Your task is to repeat all of the data exactly while excluding the pictures.

· · · ·

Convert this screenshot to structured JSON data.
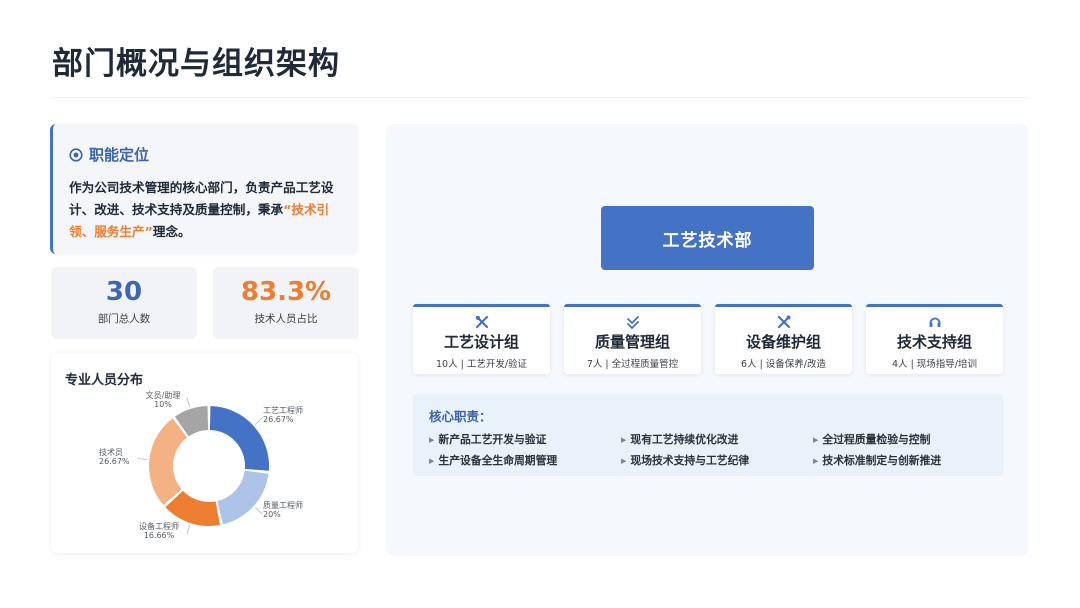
{
  "page": {
    "title": "部门概况与组织架构"
  },
  "role": {
    "heading": "职能定位",
    "text_before": "作为公司技术管理的核心部门，负责产品工艺设计、改进、技术支持及质量控制，秉承",
    "highlight": "“技术引领、服务生产”",
    "text_after": "理念。"
  },
  "stats": [
    {
      "value": "30",
      "label": "部门总人数"
    },
    {
      "value": "83.3%",
      "label": "技术人员占比"
    }
  ],
  "chart_data": {
    "type": "pie",
    "title": "专业人员分布",
    "slices": [
      {
        "name": "工艺工程师",
        "value": 26.67,
        "label": "26.67%",
        "color": "#4472c4"
      },
      {
        "name": "质量工程师",
        "value": 20,
        "label": "20%",
        "color": "#aec3e8"
      },
      {
        "name": "设备工程师",
        "value": 16.66,
        "label": "16.66%",
        "color": "#ed7d31"
      },
      {
        "name": "技术员",
        "value": 26.67,
        "label": "26.67%",
        "color": "#f4b183"
      },
      {
        "name": "文员/助理",
        "value": 10,
        "label": "10%",
        "color": "#a5a5a5"
      }
    ]
  },
  "org": {
    "department": "工艺技术部",
    "groups": [
      {
        "name": "工艺设计组",
        "desc": "10人 | 工艺开发/验证",
        "icon": "tools-icon"
      },
      {
        "name": "质量管理组",
        "desc": "7人 | 全过程质量管控",
        "icon": "check-icon"
      },
      {
        "name": "设备维护组",
        "desc": "6人 | 设备保养/改造",
        "icon": "wrench-icon"
      },
      {
        "name": "技术支持组",
        "desc": "4人 | 现场指导/培训",
        "icon": "headset-icon"
      }
    ],
    "duties_title": "核心职责：",
    "duties": [
      "新产品工艺开发与验证",
      "现有工艺持续优化改进",
      "全过程质量检验与控制",
      "生产设备全生命周期管理",
      "现场技术支持与工艺纪律",
      "技术标准制定与创新推进"
    ]
  },
  "colors": {
    "accent": "#4472c4",
    "highlight": "#ed7d31"
  }
}
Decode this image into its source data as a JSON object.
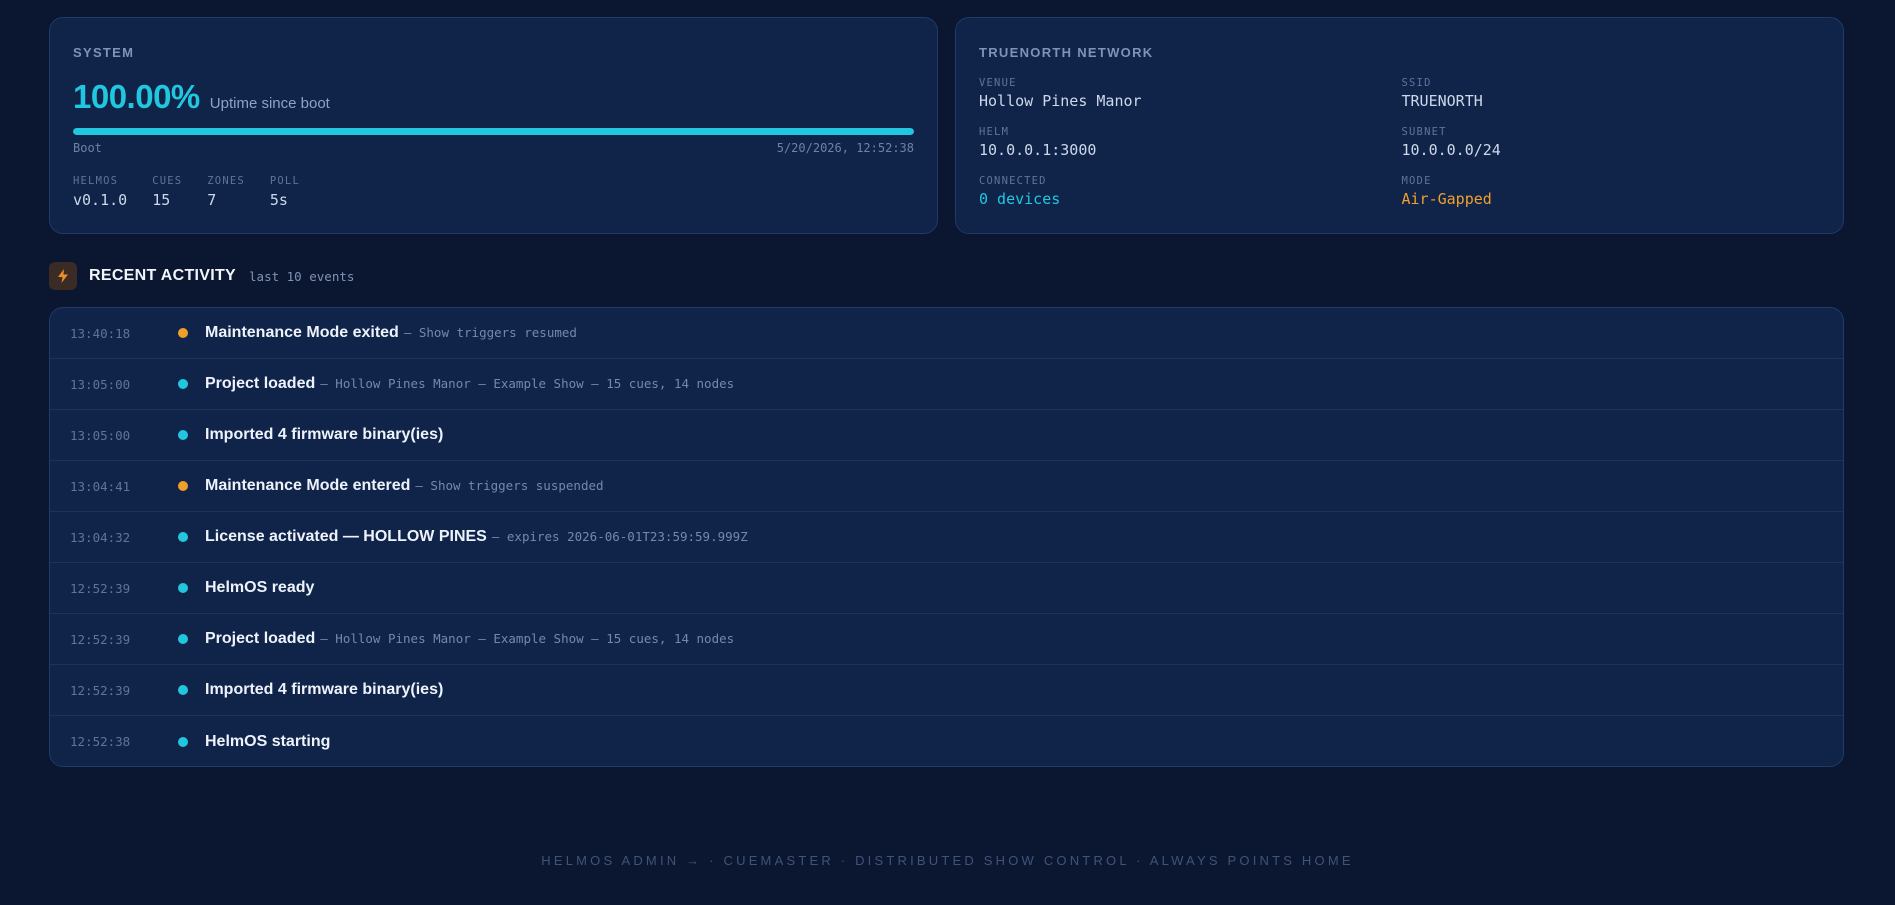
{
  "system": {
    "title": "SYSTEM",
    "uptime_value": "100.00%",
    "uptime_label": "Uptime since boot",
    "uptime_fraction": 1.0,
    "boot_label": "Boot",
    "boot_time": "5/20/2026, 12:52:38",
    "stats": [
      {
        "key": "HELMOS",
        "value": "v0.1.0"
      },
      {
        "key": "CUES",
        "value": "15"
      },
      {
        "key": "ZONES",
        "value": "7"
      },
      {
        "key": "POLL",
        "value": "5s"
      }
    ]
  },
  "network": {
    "title": "TRUENORTH NETWORK",
    "venue_key": "VENUE",
    "venue": "Hollow Pines Manor",
    "ssid_key": "SSID",
    "ssid": "TRUENORTH",
    "helm_key": "HELM",
    "helm": "10.0.0.1:3000",
    "subnet_key": "SUBNET",
    "subnet": "10.0.0.0/24",
    "connected_key": "CONNECTED",
    "connected": "0 devices",
    "mode_key": "MODE",
    "mode": "Air-Gapped"
  },
  "activity": {
    "title": "RECENT ACTIVITY",
    "subtitle": "last 10 events",
    "icon": "bolt-icon",
    "events": [
      {
        "time": "13:40:18",
        "status": "warning",
        "title": "Maintenance Mode exited",
        "detail": "— Show triggers resumed"
      },
      {
        "time": "13:05:00",
        "status": "info",
        "title": "Project loaded",
        "detail": "— Hollow Pines Manor — Example Show — 15 cues, 14 nodes"
      },
      {
        "time": "13:05:00",
        "status": "info",
        "title": "Imported 4 firmware binary(ies)",
        "detail": ""
      },
      {
        "time": "13:04:41",
        "status": "warning",
        "title": "Maintenance Mode entered",
        "detail": "— Show triggers suspended"
      },
      {
        "time": "13:04:32",
        "status": "info",
        "title": "License activated — HOLLOW PINES",
        "detail": "— expires 2026-06-01T23:59:59.999Z"
      },
      {
        "time": "12:52:39",
        "status": "info",
        "title": "HelmOS ready",
        "detail": ""
      },
      {
        "time": "12:52:39",
        "status": "info",
        "title": "Project loaded",
        "detail": "— Hollow Pines Manor — Example Show — 15 cues, 14 nodes"
      },
      {
        "time": "12:52:39",
        "status": "info",
        "title": "Imported 4 firmware binary(ies)",
        "detail": ""
      },
      {
        "time": "12:52:38",
        "status": "info",
        "title": "HelmOS starting",
        "detail": ""
      }
    ]
  },
  "colors": {
    "info": "#21c7de",
    "warning": "#f0a02a"
  },
  "footer": "HELMOS ADMIN → · CUEMASTER · DISTRIBUTED SHOW CONTROL · ALWAYS POINTS HOME"
}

· · · ·

• Final result
Convert this screenshot to structured JSON data.
{
  "page": {
    "title": "部门概况与组织架构"
  },
  "role": {
    "heading": "职能定位",
    "text_before": "作为公司技术管理的核心部门，负责产品工艺设计、改进、技术支持及质量控制，秉承",
    "highlight": "“技术引领、服务生产”",
    "text_after": "理念。"
  },
  "stats": [
    {
      "value": "30",
      "label": "部门总人数"
    },
    {
      "value": "83.3%",
      "label": "技术人员占比"
    }
  ],
  "chart_data": {
    "type": "pie",
    "title": "专业人员分布",
    "slices": [
      {
        "name": "工艺工程师",
        "value": 26.67,
        "label": "26.67%",
        "color": "#4472c4"
      },
      {
        "name": "质量工程师",
        "value": 20,
        "label": "20%",
        "color": "#aec3e8"
      },
      {
        "name": "设备工程师",
        "value": 16.66,
        "label": "16.66%",
        "color": "#ed7d31"
      },
      {
        "name": "技术员",
        "value": 26.67,
        "label": "26.67%",
        "color": "#f4b183"
      },
      {
        "name": "文员/助理",
        "value": 10,
        "label": "10%",
        "color": "#a5a5a5"
      }
    ]
  },
  "org": {
    "department": "工艺技术部",
    "groups": [
      {
        "name": "工艺设计组",
        "desc": "10人 | 工艺开发/验证",
        "icon": "tools-icon"
      },
      {
        "name": "质量管理组",
        "desc": "7人 | 全过程质量管控",
        "icon": "check-icon"
      },
      {
        "name": "设备维护组",
        "desc": "6人 | 设备保养/改造",
        "icon": "wrench-icon"
      },
      {
        "name": "技术支持组",
        "desc": "4人 | 现场指导/培训",
        "icon": "headset-icon"
      }
    ],
    "duties_title": "核心职责：",
    "duties": [
      "新产品工艺开发与验证",
      "现有工艺持续优化改进",
      "全过程质量检验与控制",
      "生产设备全生命周期管理",
      "现场技术支持与工艺纪律",
      "技术标准制定与创新推进"
    ]
  },
  "colors": {
    "accent": "#4472c4",
    "highlight": "#ed7d31"
  }
}
Decode this image into its source data as a JSON object.
{
  "system": {
    "title": "SYSTEM",
    "uptime_value": "100.00%",
    "uptime_label": "Uptime since boot",
    "uptime_fraction": 1.0,
    "boot_label": "Boot",
    "boot_time": "5/20/2026, 12:52:38",
    "stats": [
      {
        "key": "HELMOS",
        "value": "v0.1.0"
      },
      {
        "key": "CUES",
        "value": "15"
      },
      {
        "key": "ZONES",
        "value": "7"
      },
      {
        "key": "POLL",
        "value": "5s"
      }
    ]
  },
  "network": {
    "title": "TRUENORTH NETWORK",
    "venue_key": "VENUE",
    "venue": "Hollow Pines Manor",
    "ssid_key": "SSID",
    "ssid": "TRUENORTH",
    "helm_key": "HELM",
    "helm": "10.0.0.1:3000",
    "subnet_key": "SUBNET",
    "subnet": "10.0.0.0/24",
    "connected_key": "CONNECTED",
    "connected": "0 devices",
    "mode_key": "MODE",
    "mode": "Air-Gapped"
  },
  "activity": {
    "title": "RECENT ACTIVITY",
    "subtitle": "last 10 events",
    "icon": "bolt-icon",
    "events": [
      {
        "time": "13:40:18",
        "status": "warning",
        "title": "Maintenance Mode exited",
        "detail": "— Show triggers resumed"
      },
      {
        "time": "13:05:00",
        "status": "info",
        "title": "Project loaded",
        "detail": "— Hollow Pines Manor — Example Show — 15 cues, 14 nodes"
      },
      {
        "time": "13:05:00",
        "status": "info",
        "title": "Imported 4 firmware binary(ies)",
        "detail": ""
      },
      {
        "time": "13:04:41",
        "status": "warning",
        "title": "Maintenance Mode entered",
        "detail": "— Show triggers suspended"
      },
      {
        "time": "13:04:32",
        "status": "info",
        "title": "License activated — HOLLOW PINES",
        "detail": "— expires 2026-06-01T23:59:59.999Z"
      },
      {
        "time": "12:52:39",
        "status": "info",
        "title": "HelmOS ready",
        "detail": ""
      },
      {
        "time": "12:52:39",
        "status": "info",
        "title": "Project loaded",
        "detail": "— Hollow Pines Manor — Example Show — 15 cues, 14 nodes"
      },
      {
        "time": "12:52:39",
        "status": "info",
        "title": "Imported 4 firmware binary(ies)",
        "detail": ""
      },
      {
        "time": "12:52:38",
        "status": "info",
        "title": "HelmOS starting",
        "detail": ""
      }
    ]
  },
  "colors": {
    "info": "#21c7de",
    "warning": "#f0a02a"
  },
  "footer": "HELMOS ADMIN → · CUEMASTER · DISTRIBUTED SHOW CONTROL · ALWAYS POINTS HOME"
}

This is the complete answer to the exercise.